SHORT PROBLEM:
Below is a listing; reproduce each line of it exactly.

# Start of AVAILABLE DATA

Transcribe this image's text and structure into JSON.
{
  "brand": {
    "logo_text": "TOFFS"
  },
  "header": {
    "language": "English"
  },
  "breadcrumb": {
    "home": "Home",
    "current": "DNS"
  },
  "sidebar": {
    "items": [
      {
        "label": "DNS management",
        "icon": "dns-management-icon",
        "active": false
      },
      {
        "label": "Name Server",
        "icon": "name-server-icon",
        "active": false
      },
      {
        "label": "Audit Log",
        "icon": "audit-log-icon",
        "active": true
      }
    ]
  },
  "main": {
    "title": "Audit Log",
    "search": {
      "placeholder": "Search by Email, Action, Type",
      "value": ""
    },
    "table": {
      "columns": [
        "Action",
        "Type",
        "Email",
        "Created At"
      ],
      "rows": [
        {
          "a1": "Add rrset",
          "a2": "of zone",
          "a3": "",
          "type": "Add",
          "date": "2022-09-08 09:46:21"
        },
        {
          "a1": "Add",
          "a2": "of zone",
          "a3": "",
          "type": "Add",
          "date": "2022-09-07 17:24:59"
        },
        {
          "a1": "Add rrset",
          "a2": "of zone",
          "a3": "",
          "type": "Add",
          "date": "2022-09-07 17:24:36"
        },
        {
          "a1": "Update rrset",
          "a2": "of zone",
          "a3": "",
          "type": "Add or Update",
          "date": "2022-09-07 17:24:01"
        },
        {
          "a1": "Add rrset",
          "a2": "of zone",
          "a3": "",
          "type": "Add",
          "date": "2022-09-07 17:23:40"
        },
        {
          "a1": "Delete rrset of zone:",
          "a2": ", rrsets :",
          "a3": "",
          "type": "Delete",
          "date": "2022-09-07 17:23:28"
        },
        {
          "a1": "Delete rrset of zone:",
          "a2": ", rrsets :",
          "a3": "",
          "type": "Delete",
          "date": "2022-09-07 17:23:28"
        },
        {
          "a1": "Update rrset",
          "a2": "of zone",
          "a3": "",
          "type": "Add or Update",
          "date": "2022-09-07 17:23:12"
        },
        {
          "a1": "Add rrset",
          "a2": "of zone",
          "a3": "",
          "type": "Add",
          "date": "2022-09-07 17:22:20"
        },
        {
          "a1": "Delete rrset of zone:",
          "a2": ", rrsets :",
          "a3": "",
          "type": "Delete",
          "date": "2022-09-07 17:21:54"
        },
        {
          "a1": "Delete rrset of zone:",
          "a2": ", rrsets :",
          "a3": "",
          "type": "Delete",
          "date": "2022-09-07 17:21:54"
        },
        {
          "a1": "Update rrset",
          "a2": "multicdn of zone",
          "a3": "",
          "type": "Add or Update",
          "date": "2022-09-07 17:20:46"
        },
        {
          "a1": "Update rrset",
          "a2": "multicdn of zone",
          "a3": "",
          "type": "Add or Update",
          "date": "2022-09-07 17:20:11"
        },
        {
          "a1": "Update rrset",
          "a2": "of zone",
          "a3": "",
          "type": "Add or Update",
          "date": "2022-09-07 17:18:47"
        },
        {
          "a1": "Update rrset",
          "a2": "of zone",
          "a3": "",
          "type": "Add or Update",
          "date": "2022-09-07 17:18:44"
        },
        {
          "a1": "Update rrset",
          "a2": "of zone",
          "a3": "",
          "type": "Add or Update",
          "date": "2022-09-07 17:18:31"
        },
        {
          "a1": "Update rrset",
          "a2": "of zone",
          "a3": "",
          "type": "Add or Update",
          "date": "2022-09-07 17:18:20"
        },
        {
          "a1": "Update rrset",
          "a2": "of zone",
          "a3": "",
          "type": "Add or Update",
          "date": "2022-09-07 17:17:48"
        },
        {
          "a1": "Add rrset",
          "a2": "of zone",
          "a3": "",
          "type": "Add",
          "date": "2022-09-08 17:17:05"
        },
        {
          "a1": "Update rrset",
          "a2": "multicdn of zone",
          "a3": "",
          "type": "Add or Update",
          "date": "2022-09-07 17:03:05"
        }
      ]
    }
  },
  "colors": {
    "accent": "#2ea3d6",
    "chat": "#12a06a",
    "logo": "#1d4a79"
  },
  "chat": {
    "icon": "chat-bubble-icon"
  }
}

# End of AVAILABLE DATA

EXPECTED ANSWER:
Transcribe this image's text and structure into JSON.
{
  "brand": {
    "logo_text": "TOFFS"
  },
  "header": {
    "language": "English"
  },
  "breadcrumb": {
    "home": "Home",
    "current": "DNS"
  },
  "sidebar": {
    "items": [
      {
        "label": "DNS management",
        "icon": "dns-management-icon",
        "active": false
      },
      {
        "label": "Name Server",
        "icon": "name-server-icon",
        "active": false
      },
      {
        "label": "Audit Log",
        "icon": "audit-log-icon",
        "active": true
      }
    ]
  },
  "main": {
    "title": "Audit Log",
    "search": {
      "placeholder": "Search by Email, Action, Type",
      "value": ""
    },
    "table": {
      "columns": [
        "Action",
        "Type",
        "Email",
        "Created At"
      ],
      "rows": [
        {
          "a1": "Add rrset",
          "a2": "of zone",
          "a3": "",
          "type": "Add",
          "date": "2022-09-08 09:46:21"
        },
        {
          "a1": "Add",
          "a2": "of zone",
          "a3": "",
          "type": "Add",
          "date": "2022-09-07 17:24:59"
        },
        {
          "a1": "Add rrset",
          "a2": "of zone",
          "a3": "",
          "type": "Add",
          "date": "2022-09-07 17:24:36"
        },
        {
          "a1": "Update rrset",
          "a2": "of zone",
          "a3": "",
          "type": "Add or Update",
          "date": "2022-09-07 17:24:01"
        },
        {
          "a1": "Add rrset",
          "a2": "of zone",
          "a3": "",
          "type": "Add",
          "date": "2022-09-07 17:23:40"
        },
        {
          "a1": "Delete rrset of zone:",
          "a2": ", rrsets :",
          "a3": "",
          "type": "Delete",
          "date": "2022-09-07 17:23:28"
        },
        {
          "a1": "Delete rrset of zone:",
          "a2": ", rrsets :",
          "a3": "",
          "type": "Delete",
          "date": "2022-09-07 17:23:28"
        },
        {
          "a1": "Update rrset",
          "a2": "of zone",
          "a3": "",
          "type": "Add or Update",
          "date": "2022-09-07 17:23:12"
        },
        {
          "a1": "Add rrset",
          "a2": "of zone",
          "a3": "",
          "type": "Add",
          "date": "2022-09-07 17:22:20"
        },
        {
          "a1": "Delete rrset of zone:",
          "a2": ", rrsets :",
          "a3": "",
          "type": "Delete",
          "date": "2022-09-07 17:21:54"
        },
        {
          "a1": "Delete rrset of zone:",
          "a2": ", rrsets :",
          "a3": "",
          "type": "Delete",
          "date": "2022-09-07 17:21:54"
        },
        {
          "a1": "Update rrset",
          "a2": "multicdn of zone",
          "a3": "",
          "type": "Add or Update",
          "date": "2022-09-07 17:20:46"
        },
        {
          "a1": "Update rrset",
          "a2": "multicdn of zone",
          "a3": "",
          "type": "Add or Update",
          "date": "2022-09-07 17:20:11"
        },
        {
          "a1": "Update rrset",
          "a2": "of zone",
          "a3": "",
          "type": "Add or Update",
          "date": "2022-09-07 17:18:47"
        },
        {
          "a1": "Update rrset",
          "a2": "of zone",
          "a3": "",
          "type": "Add or Update",
          "date": "2022-09-07 17:18:44"
        },
        {
          "a1": "Update rrset",
          "a2": "of zone",
          "a3": "",
          "type": "Add or Update",
          "date": "2022-09-07 17:18:31"
        },
        {
          "a1": "Update rrset",
          "a2": "of zone",
          "a3": "",
          "type": "Add or Update",
          "date": "2022-09-07 17:18:20"
        },
        {
          "a1": "Update rrset",
          "a2": "of zone",
          "a3": "",
          "type": "Add or Update",
          "date": "2022-09-07 17:17:48"
        },
        {
          "a1": "Add rrset",
          "a2": "of zone",
          "a3": "",
          "type": "Add",
          "date": "2022-09-08 17:17:05"
        },
        {
          "a1": "Update rrset",
          "a2": "multicdn of zone",
          "a3": "",
          "type": "Add or Update",
          "date": "2022-09-07 17:03:05"
        }
      ]
    }
  },
  "colors": {
    "accent": "#2ea3d6",
    "chat": "#12a06a",
    "logo": "#1d4a79"
  },
  "chat": {
    "icon": "chat-bubble-icon"
  }
}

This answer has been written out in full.